• _Job_: Select the lines below containing the word "选项说法错误".

• _Input records_:
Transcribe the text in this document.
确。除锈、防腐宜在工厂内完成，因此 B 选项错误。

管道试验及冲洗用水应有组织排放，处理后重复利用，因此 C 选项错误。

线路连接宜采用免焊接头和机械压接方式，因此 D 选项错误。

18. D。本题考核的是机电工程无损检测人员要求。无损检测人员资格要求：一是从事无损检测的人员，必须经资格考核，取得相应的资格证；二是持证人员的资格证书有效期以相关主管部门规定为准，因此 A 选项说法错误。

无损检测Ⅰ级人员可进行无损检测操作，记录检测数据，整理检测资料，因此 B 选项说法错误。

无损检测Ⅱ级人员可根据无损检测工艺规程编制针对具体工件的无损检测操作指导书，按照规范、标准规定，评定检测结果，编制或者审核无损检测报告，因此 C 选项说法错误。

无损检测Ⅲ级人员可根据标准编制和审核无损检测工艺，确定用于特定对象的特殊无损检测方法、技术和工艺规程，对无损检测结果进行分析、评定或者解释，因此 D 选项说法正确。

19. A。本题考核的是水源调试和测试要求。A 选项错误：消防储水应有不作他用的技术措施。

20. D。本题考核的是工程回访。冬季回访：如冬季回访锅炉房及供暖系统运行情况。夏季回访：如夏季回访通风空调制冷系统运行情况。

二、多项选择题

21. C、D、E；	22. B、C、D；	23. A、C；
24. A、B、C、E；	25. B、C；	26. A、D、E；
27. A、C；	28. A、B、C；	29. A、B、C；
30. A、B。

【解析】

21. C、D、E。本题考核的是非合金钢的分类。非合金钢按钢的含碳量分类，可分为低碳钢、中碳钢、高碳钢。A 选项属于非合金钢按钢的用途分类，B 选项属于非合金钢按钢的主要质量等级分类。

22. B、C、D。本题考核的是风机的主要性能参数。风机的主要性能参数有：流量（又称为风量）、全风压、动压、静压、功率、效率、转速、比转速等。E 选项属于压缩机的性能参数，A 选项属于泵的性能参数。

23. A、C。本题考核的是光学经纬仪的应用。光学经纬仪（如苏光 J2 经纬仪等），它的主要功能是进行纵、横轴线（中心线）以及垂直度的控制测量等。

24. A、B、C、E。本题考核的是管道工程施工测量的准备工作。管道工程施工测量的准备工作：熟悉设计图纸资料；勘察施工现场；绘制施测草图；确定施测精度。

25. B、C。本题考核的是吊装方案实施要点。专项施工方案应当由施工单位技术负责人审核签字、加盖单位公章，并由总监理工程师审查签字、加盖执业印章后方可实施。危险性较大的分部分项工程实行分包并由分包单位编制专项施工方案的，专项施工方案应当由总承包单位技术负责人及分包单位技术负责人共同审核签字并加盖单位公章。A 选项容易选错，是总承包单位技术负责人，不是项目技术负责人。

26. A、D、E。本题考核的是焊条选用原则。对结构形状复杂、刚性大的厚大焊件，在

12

• _Solution below_:
18. D。本题考核的是机电工程无损检测人员要求。无损检测人员资格要求：一是从事无损检测的人员，必须经资格考核，取得相应的资格证；二是持证人员的资格证书有效期以相关主管部门规定为准，因此 A 选项说法错误。
无损检测Ⅰ级人员可进行无损检测操作，记录检测数据，整理检测资料，因此 B 选项说法错误。
无损检测Ⅱ级人员可根据无损检测工艺规程编制针对具体工件的无损检测操作指导书，按照规范、标准规定，评定检测结果，编制或者审核无损检测报告，因此 C 选项说法错误。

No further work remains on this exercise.